[SHORT PROBLEM]: Set down each record exactly as written.

^^^^^^^^

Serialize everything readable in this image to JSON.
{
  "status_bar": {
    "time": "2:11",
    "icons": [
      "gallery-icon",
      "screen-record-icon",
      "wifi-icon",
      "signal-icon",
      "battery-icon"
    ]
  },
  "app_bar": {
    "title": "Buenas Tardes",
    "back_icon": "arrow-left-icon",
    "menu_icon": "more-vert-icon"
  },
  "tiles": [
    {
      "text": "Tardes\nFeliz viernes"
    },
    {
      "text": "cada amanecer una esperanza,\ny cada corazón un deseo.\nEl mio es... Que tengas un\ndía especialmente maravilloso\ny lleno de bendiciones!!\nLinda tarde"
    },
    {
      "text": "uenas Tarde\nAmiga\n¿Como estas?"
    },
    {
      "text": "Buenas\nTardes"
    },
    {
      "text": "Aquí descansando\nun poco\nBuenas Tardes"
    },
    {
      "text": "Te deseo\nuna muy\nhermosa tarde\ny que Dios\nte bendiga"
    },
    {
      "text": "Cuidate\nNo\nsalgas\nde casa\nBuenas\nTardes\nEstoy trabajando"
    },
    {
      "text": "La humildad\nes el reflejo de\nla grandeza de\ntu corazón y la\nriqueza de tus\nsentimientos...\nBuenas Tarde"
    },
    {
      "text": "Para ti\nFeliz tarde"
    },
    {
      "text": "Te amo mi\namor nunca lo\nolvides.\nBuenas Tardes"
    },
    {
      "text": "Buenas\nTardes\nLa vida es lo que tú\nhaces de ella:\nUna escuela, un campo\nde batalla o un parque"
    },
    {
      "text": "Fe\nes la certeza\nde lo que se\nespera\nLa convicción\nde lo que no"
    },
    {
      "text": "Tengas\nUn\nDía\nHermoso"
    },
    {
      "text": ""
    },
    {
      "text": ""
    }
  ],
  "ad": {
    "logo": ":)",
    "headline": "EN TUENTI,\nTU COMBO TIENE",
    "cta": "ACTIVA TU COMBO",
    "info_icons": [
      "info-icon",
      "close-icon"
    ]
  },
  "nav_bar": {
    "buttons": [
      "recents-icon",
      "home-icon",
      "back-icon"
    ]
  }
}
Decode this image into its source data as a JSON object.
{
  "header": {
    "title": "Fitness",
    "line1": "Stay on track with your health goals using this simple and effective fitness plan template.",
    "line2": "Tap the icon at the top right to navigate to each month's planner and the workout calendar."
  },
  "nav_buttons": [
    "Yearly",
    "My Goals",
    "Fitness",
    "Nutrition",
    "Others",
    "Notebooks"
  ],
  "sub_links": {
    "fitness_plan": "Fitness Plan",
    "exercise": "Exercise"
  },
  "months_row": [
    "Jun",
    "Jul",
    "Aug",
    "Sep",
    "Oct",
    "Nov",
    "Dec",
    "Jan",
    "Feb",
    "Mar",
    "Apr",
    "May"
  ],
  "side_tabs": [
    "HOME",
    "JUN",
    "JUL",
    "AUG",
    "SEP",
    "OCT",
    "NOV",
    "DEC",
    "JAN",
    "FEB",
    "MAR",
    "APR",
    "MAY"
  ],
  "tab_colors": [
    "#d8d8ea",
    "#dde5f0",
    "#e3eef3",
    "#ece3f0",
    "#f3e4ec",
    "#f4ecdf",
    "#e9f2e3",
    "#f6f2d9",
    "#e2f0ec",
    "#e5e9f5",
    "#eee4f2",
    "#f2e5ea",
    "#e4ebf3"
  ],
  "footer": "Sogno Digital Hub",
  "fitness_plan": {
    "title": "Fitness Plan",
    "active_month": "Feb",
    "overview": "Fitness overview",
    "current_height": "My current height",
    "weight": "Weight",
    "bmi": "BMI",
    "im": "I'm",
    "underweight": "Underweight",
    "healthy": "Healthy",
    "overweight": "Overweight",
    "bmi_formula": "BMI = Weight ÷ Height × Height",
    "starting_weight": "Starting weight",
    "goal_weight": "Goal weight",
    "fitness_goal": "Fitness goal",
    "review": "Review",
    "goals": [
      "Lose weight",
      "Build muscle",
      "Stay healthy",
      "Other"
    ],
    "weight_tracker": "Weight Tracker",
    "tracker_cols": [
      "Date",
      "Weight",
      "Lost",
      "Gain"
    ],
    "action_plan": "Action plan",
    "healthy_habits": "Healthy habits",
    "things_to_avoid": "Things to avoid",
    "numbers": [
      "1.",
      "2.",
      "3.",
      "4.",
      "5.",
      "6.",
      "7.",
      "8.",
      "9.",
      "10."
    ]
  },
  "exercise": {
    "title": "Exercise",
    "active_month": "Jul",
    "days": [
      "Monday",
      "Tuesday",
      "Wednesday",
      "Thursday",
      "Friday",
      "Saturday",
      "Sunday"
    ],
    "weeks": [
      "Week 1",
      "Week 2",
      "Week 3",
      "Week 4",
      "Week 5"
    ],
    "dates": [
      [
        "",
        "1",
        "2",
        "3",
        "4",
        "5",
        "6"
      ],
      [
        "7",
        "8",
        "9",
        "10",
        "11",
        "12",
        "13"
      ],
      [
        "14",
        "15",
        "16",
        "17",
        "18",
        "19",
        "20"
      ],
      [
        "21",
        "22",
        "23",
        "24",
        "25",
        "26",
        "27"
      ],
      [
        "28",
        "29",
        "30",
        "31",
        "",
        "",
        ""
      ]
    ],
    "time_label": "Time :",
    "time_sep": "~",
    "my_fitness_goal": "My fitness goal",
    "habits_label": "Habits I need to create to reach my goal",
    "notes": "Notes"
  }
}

^^^^^^^^

[RESPONSE]:
Serialize everything readable in this image to JSON.
{
  "status_bar": {
    "time": "2:11",
    "icons": [
      "gallery-icon",
      "screen-record-icon",
      "wifi-icon",
      "signal-icon",
      "battery-icon"
    ]
  },
  "app_bar": {
    "title": "Buenas Tardes",
    "back_icon": "arrow-left-icon",
    "menu_icon": "more-vert-icon"
  },
  "tiles": [
    {
      "text": "Tardes\nFeliz viernes"
    },
    {
      "text": "cada amanecer una esperanza,\ny cada corazón un deseo.\nEl mio es... Que tengas un\ndía especialmente maravilloso\ny lleno de bendiciones!!\nLinda tarde"
    },
    {
      "text": "uenas Tarde\nAmiga\n¿Como estas?"
    },
    {
      "text": "Buenas\nTardes"
    },
    {
      "text": "Aquí descansando\nun poco\nBuenas Tardes"
    },
    {
      "text": "Te deseo\nuna muy\nhermosa tarde\ny que Dios\nte bendiga"
    },
    {
      "text": "Cuidate\nNo\nsalgas\nde casa\nBuenas\nTardes\nEstoy trabajando"
    },
    {
      "text": "La humildad\nes el reflejo de\nla grandeza de\ntu corazón y la\nriqueza de tus\nsentimientos...\nBuenas Tarde"
    },
    {
      "text": "Para ti\nFeliz tarde"
    },
    {
      "text": "Te amo mi\namor nunca lo\nolvides.\nBuenas Tardes"
    },
    {
      "text": "Buenas\nTardes\nLa vida es lo que tú\nhaces de ella:\nUna escuela, un campo\nde batalla o un parque"
    },
    {
      "text": "Fe\nes la certeza\nde lo que se\nespera\nLa convicción\nde lo que no"
    },
    {
      "text": "Tengas\nUn\nDía\nHermoso"
    },
    {
      "text": ""
    },
    {
      "text": ""
    }
  ],
  "ad": {
    "logo": ":)",
    "headline": "EN TUENTI,\nTU COMBO TIENE",
    "cta": "ACTIVA TU COMBO",
    "info_icons": [
      "info-icon",
      "close-icon"
    ]
  },
  "nav_bar": {
    "buttons": [
      "recents-icon",
      "home-icon",
      "back-icon"
    ]
  }
}
Decode this image into its source data as a JSON object.
{
  "header": {
    "title": "Fitness",
    "line1": "Stay on track with your health goals using this simple and effective fitness plan template.",
    "line2": "Tap the icon at the top right to navigate to each month's planner and the workout calendar."
  },
  "nav_buttons": [
    "Yearly",
    "My Goals",
    "Fitness",
    "Nutrition",
    "Others",
    "Notebooks"
  ],
  "sub_links": {
    "fitness_plan": "Fitness Plan",
    "exercise": "Exercise"
  },
  "months_row": [
    "Jun",
    "Jul",
    "Aug",
    "Sep",
    "Oct",
    "Nov",
    "Dec",
    "Jan",
    "Feb",
    "Mar",
    "Apr",
    "May"
  ],
  "side_tabs": [
    "HOME",
    "JUN",
    "JUL",
    "AUG",
    "SEP",
    "OCT",
    "NOV",
    "DEC",
    "JAN",
    "FEB",
    "MAR",
    "APR",
    "MAY"
  ],
  "tab_colors": [
    "#d8d8ea",
    "#dde5f0",
    "#e3eef3",
    "#ece3f0",
    "#f3e4ec",
    "#f4ecdf",
    "#e9f2e3",
    "#f6f2d9",
    "#e2f0ec",
    "#e5e9f5",
    "#eee4f2",
    "#f2e5ea",
    "#e4ebf3"
  ],
  "footer": "Sogno Digital Hub",
  "fitness_plan": {
    "title": "Fitness Plan",
    "active_month": "Feb",
    "overview": "Fitness overview",
    "current_height": "My current height",
    "weight": "Weight",
    "bmi": "BMI",
    "im": "I'm",
    "underweight": "Underweight",
    "healthy": "Healthy",
    "overweight": "Overweight",
    "bmi_formula": "BMI = Weight ÷ Height × Height",
    "starting_weight": "Starting weight",
    "goal_weight": "Goal weight",
    "fitness_goal": "Fitness goal",
    "review": "Review",
    "goals": [
      "Lose weight",
      "Build muscle",
      "Stay healthy",
      "Other"
    ],
    "weight_tracker": "Weight Tracker",
    "tracker_cols": [
      "Date",
      "Weight",
      "Lost",
      "Gain"
    ],
    "action_plan": "Action plan",
    "healthy_habits": "Healthy habits",
    "things_to_avoid": "Things to avoid",
    "numbers": [
      "1.",
      "2.",
      "3.",
      "4.",
      "5.",
      "6.",
      "7.",
      "8.",
      "9.",
      "10."
    ]
  },
  "exercise": {
    "title": "Exercise",
    "active_month": "Jul",
    "days": [
      "Monday",
      "Tuesday",
      "Wednesday",
      "Thursday",
      "Friday",
      "Saturday",
      "Sunday"
    ],
    "weeks": [
      "Week 1",
      "Week 2",
      "Week 3",
      "Week 4",
      "Week 5"
    ],
    "dates": [
      [
        "",
        "1",
        "2",
        "3",
        "4",
        "5",
        "6"
      ],
      [
        "7",
        "8",
        "9",
        "10",
        "11",
        "12",
        "13"
      ],
      [
        "14",
        "15",
        "16",
        "17",
        "18",
        "19",
        "20"
      ],
      [
        "21",
        "22",
        "23",
        "24",
        "25",
        "26",
        "27"
      ],
      [
        "28",
        "29",
        "30",
        "31",
        "",
        "",
        ""
      ]
    ],
    "time_label": "Time :",
    "time_sep": "~",
    "my_fitness_goal": "My fitness goal",
    "habits_label": "Habits I need to create to reach my goal",
    "notes": "Notes"
  }
}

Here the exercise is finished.